**WHAT YOU NEED TO DO:**
In the material below, find each line holding the string "title" and copy it.

══════

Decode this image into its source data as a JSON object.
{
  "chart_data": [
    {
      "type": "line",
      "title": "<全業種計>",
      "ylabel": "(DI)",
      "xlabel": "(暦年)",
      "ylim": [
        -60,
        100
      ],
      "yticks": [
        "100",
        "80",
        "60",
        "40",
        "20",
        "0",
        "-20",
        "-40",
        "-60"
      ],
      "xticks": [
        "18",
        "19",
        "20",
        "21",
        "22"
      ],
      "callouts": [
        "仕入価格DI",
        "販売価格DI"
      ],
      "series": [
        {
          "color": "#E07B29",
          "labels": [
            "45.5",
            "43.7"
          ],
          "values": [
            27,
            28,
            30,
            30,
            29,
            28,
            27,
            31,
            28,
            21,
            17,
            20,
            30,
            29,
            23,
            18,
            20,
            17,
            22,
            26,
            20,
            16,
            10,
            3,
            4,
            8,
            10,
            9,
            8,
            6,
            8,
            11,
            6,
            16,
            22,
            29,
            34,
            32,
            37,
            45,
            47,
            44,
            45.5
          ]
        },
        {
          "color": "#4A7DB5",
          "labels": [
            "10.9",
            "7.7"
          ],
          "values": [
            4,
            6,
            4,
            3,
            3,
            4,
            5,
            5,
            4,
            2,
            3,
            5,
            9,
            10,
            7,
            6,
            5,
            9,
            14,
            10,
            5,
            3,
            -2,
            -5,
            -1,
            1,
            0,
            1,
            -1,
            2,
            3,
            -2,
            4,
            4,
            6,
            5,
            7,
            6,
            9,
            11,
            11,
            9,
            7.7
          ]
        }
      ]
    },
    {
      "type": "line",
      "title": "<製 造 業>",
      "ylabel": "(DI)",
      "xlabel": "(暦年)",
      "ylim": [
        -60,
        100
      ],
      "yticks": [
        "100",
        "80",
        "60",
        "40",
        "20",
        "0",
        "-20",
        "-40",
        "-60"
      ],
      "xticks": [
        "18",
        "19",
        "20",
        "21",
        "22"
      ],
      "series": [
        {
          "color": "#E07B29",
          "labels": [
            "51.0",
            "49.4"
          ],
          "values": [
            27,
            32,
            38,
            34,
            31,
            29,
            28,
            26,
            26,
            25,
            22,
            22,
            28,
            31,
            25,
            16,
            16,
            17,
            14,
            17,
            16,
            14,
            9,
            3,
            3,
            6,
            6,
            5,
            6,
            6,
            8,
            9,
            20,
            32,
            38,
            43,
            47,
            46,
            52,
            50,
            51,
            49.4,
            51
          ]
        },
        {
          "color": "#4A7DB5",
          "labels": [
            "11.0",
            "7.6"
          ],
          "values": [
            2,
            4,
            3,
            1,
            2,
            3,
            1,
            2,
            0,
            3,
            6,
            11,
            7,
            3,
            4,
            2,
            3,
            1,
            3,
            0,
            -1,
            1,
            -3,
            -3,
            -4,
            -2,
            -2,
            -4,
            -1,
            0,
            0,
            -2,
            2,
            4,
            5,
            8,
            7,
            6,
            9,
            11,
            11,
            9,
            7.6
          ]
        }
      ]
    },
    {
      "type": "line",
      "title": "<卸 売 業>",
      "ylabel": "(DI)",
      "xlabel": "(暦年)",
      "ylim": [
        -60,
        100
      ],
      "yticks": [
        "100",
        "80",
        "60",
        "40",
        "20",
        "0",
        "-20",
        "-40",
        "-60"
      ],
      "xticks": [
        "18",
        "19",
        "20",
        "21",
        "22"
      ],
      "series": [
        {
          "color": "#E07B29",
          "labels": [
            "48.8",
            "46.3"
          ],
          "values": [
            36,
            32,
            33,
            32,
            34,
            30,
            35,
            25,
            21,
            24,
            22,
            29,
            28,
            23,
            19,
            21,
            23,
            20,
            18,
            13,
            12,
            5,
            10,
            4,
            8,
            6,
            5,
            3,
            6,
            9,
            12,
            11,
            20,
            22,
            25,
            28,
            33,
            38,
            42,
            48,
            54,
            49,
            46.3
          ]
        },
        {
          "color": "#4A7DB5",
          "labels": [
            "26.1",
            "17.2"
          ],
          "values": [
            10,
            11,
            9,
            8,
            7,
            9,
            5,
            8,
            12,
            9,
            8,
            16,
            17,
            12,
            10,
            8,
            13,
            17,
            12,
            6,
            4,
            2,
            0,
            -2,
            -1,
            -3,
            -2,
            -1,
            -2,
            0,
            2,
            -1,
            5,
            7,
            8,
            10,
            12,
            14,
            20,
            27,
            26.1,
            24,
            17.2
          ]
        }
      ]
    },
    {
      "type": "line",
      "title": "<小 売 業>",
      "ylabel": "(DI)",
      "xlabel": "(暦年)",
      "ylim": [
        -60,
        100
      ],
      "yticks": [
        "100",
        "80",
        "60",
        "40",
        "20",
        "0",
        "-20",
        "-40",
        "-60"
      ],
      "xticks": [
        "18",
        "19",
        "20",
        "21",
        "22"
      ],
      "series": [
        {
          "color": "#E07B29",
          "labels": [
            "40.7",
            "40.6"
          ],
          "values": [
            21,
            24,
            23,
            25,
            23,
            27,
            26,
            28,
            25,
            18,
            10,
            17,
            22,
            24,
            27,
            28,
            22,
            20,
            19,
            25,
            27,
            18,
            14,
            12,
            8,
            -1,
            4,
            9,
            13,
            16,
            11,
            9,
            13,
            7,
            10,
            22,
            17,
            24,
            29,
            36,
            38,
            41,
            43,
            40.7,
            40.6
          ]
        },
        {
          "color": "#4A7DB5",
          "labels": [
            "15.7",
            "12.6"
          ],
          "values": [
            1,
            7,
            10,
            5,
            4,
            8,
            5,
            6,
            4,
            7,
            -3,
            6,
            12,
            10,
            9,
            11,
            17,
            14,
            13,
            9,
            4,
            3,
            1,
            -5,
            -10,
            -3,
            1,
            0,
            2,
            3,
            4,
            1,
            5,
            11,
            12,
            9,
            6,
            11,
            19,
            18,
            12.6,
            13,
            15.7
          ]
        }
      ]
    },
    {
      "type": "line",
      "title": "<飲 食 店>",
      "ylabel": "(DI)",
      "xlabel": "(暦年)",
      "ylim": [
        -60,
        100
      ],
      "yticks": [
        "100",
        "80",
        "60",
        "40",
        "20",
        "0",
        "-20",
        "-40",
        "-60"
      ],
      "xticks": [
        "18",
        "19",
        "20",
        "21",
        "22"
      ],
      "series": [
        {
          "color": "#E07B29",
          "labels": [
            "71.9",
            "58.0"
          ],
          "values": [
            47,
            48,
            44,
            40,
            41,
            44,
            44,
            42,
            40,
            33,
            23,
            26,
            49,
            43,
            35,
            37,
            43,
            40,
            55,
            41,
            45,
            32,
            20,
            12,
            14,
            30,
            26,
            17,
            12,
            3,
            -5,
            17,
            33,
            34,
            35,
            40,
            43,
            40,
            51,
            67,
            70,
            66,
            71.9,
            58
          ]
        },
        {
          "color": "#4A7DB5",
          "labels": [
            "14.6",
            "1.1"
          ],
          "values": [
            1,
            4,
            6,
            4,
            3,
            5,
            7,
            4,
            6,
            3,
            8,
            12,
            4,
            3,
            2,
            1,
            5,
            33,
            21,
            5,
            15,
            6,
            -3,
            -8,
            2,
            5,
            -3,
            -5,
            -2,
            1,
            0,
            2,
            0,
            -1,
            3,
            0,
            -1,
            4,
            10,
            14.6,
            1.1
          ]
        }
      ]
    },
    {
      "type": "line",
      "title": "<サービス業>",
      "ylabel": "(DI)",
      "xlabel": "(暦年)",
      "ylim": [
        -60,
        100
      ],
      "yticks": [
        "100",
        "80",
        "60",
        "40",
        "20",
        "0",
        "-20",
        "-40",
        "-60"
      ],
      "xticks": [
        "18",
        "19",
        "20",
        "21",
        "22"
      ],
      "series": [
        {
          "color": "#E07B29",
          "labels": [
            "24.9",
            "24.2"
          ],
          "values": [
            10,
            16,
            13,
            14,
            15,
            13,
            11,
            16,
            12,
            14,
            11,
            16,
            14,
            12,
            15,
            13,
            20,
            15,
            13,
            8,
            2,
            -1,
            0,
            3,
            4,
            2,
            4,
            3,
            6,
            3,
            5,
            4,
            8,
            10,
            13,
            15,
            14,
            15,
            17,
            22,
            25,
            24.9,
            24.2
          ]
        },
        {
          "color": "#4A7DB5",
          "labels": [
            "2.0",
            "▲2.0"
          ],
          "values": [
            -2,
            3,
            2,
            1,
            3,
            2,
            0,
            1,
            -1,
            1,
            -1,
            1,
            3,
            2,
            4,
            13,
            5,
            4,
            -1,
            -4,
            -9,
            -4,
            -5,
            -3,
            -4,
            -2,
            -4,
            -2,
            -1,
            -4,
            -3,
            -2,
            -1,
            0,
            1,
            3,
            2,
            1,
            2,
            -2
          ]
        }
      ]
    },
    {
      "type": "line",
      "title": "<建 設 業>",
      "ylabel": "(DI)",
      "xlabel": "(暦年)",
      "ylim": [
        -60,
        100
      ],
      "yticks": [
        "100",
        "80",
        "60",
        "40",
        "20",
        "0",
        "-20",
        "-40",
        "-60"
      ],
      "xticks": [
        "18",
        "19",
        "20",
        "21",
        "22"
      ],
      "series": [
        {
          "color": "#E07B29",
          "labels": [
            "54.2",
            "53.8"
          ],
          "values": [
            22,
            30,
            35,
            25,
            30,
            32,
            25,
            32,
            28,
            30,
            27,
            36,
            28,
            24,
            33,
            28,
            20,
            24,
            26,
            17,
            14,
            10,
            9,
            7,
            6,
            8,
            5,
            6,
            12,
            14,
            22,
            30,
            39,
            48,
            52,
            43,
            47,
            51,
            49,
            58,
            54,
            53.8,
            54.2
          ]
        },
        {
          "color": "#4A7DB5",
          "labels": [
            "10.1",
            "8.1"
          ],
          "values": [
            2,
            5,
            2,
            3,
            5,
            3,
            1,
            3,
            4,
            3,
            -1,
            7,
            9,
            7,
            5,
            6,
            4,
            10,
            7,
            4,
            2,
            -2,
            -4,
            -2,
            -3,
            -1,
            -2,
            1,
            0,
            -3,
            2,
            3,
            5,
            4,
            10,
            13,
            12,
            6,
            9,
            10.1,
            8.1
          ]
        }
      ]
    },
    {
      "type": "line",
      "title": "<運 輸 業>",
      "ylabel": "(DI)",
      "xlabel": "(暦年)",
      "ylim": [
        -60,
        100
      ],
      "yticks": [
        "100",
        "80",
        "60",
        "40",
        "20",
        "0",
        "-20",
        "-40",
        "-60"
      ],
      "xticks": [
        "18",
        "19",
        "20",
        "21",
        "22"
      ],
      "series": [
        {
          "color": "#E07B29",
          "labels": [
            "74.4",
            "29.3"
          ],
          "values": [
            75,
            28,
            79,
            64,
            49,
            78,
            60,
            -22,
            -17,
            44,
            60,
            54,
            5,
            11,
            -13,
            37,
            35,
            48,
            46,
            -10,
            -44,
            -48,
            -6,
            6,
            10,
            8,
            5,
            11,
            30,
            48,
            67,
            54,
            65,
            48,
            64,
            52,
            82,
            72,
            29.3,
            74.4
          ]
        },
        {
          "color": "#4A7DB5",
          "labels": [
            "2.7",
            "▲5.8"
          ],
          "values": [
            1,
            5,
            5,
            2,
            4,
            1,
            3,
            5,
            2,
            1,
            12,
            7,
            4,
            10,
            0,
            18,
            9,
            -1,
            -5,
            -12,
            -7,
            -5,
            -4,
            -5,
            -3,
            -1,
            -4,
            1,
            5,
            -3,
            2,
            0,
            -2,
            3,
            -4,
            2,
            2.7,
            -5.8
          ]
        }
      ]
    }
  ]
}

══════

**REPLY:**
      "title": "<全業種計>",
      "title": "<製 造 業>",
      "title": "<卸 売 業>",
      "title": "<小 売 業>",
      "title": "<飲 食 店>",
      "title": "<サービス業>",
      "title": "<建 設 業>",
      "title": "<運 輸 業>",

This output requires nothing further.